◆ **Aim**
Filter the listing below, copying every line in which the word "JSON" appears.

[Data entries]
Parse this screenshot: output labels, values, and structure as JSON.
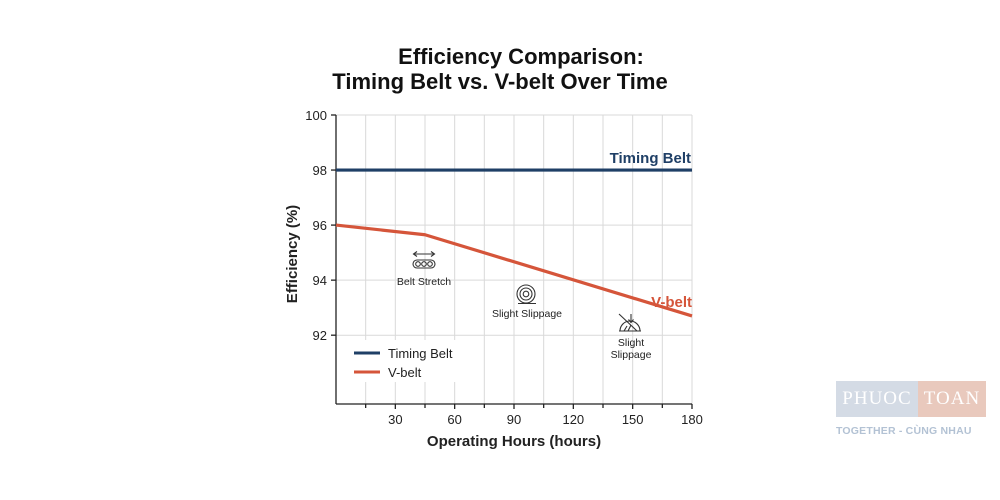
{
  "chart_data": {
    "type": "line",
    "title_lines": [
      "Efficiency Comparison:",
      "Timing Belt vs. V-belt Over Time"
    ],
    "xlabel": "Operating Hours (hours)",
    "ylabel": "Efficiency (%)",
    "xlim": [
      0,
      180
    ],
    "ylim": [
      89.5,
      100
    ],
    "x_ticks": [
      30,
      60,
      90,
      120,
      150,
      180
    ],
    "x_minor_ticks": [
      15,
      45,
      75,
      105,
      135,
      165
    ],
    "y_ticks": [
      92,
      94,
      96,
      98,
      100
    ],
    "grid": true,
    "legend_position": "bottom-left",
    "series": [
      {
        "name": "Timing Belt",
        "color": "#1f3f66",
        "x": [
          0,
          180
        ],
        "y": [
          98,
          98
        ]
      },
      {
        "name": "V-belt",
        "color": "#d5553a",
        "x": [
          0,
          45,
          180
        ],
        "y": [
          96,
          95.65,
          92.7
        ]
      }
    ],
    "series_labels": [
      "Timing Belt",
      "V-belt"
    ],
    "annotations": [
      {
        "lines": [
          "Belt Stretch"
        ],
        "icon": "belt-stretch-icon",
        "x": 45,
        "y": 95.65
      },
      {
        "lines": [
          "Slight Slippage"
        ],
        "icon": "pulley-icon",
        "x": 97,
        "y": 94.7
      },
      {
        "lines": [
          "Slight",
          "Slippage"
        ],
        "icon": "slip-icon",
        "x": 150,
        "y": 93.4
      }
    ]
  },
  "watermark": {
    "left": "PHUOC",
    "right": "TOAN",
    "tagline": "TOGETHER - CÙNG NHAU"
  }
}
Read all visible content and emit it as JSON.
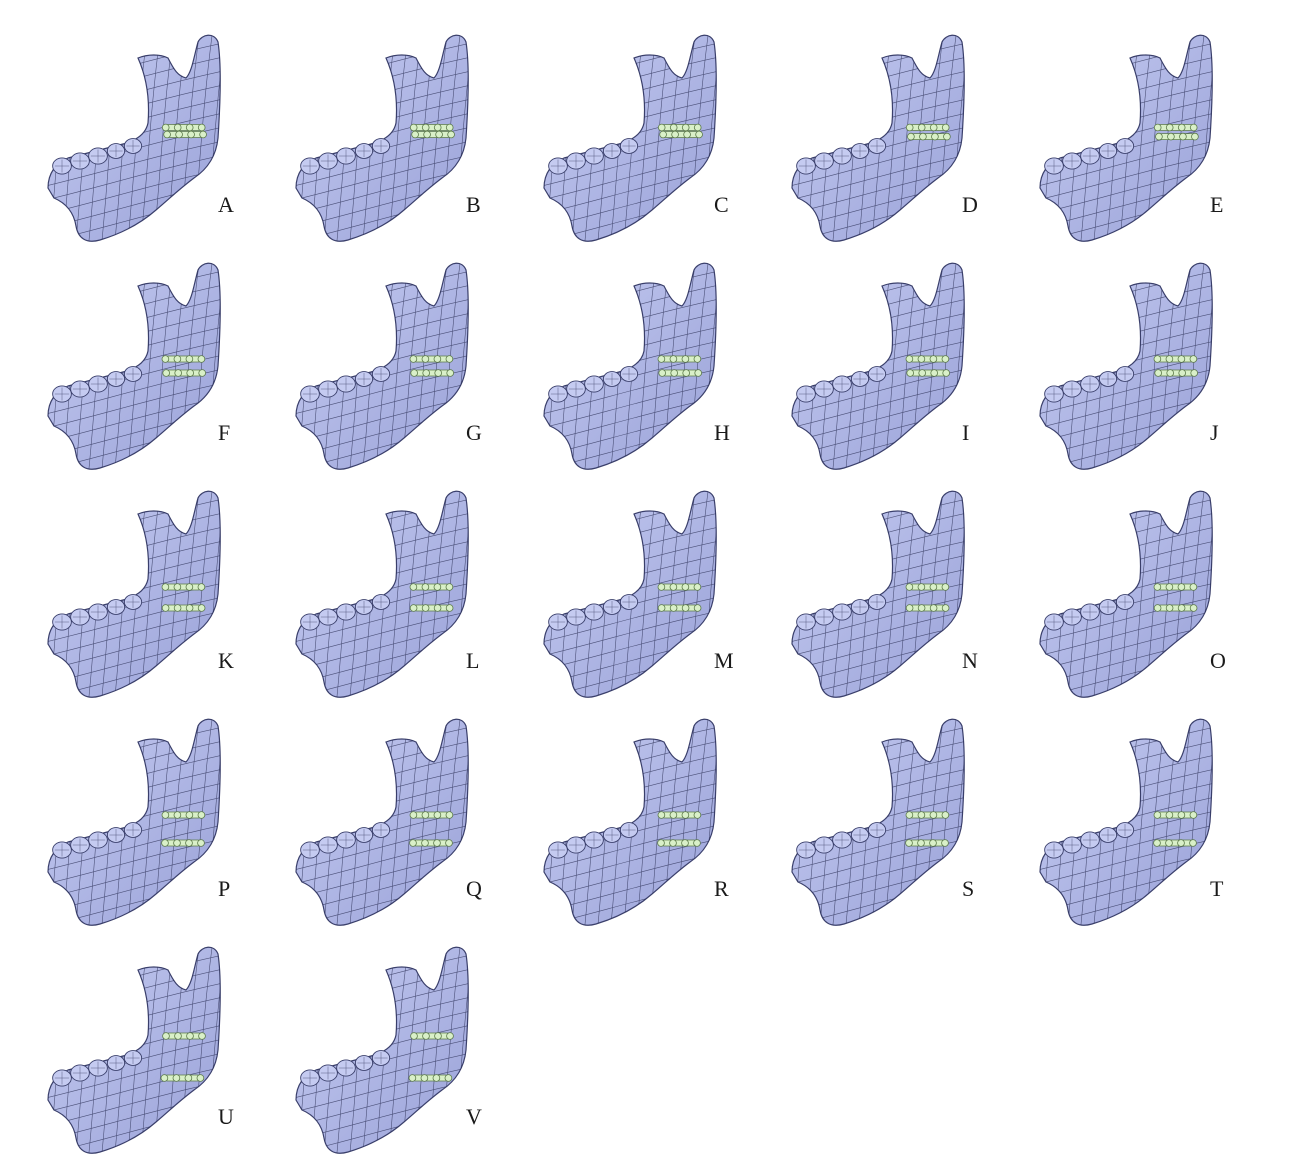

◆ **Completed exercise**
Parse this screenshot: output labels, values, and structure as JSON.
Read all visible content and emit it as JSON.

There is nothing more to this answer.